> [Items]:
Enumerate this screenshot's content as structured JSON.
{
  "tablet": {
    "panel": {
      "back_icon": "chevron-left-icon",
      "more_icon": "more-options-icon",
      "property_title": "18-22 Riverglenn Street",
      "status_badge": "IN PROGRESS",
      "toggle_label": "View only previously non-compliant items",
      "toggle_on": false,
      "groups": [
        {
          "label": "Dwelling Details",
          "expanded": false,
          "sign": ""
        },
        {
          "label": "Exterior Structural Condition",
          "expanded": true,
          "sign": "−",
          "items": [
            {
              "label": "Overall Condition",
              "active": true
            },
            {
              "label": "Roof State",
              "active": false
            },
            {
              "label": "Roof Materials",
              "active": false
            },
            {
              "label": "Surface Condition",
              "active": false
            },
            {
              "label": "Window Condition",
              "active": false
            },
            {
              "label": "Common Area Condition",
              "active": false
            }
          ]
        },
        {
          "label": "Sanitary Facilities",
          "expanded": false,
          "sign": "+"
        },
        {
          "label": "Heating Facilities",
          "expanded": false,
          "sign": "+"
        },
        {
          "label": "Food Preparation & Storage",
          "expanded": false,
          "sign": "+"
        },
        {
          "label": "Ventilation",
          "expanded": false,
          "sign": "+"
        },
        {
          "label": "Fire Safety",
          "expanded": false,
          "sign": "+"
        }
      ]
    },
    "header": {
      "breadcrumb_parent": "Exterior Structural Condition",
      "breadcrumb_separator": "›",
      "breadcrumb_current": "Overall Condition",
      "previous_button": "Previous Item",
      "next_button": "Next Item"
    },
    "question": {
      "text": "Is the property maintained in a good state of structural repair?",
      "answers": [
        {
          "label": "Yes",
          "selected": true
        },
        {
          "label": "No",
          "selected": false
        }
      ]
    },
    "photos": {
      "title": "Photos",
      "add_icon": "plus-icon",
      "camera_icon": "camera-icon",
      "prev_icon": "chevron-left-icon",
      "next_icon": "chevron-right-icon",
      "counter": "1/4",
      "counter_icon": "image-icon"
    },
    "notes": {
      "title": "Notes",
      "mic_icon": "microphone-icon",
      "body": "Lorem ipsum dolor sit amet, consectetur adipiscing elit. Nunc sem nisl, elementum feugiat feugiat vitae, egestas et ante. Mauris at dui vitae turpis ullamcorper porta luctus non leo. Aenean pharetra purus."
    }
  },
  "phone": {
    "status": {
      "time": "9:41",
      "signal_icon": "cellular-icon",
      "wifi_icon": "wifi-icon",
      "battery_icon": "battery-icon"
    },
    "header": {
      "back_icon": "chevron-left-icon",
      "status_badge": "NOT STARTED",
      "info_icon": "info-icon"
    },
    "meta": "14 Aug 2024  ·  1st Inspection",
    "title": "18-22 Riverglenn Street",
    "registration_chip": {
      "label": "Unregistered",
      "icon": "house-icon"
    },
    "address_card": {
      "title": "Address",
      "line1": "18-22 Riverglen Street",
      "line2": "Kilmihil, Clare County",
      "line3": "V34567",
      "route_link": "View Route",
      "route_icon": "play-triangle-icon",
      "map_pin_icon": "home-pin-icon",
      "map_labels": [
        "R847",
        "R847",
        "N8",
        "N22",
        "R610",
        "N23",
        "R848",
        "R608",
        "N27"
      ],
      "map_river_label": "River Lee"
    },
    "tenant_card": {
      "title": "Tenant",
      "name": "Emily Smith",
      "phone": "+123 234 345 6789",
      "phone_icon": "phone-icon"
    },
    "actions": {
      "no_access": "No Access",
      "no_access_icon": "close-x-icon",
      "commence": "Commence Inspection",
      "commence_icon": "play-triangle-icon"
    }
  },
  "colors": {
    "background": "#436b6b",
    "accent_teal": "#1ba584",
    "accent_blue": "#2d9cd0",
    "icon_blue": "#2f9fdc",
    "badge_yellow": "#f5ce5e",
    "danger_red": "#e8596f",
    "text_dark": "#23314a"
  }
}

> [Exercise aim]: Which lines of the data include "Riverglenn"? Copy each of them.

> [Answer below]:
      "property_title": "18-22 Riverglenn Street",
    "title": "18-22 Riverglenn Street",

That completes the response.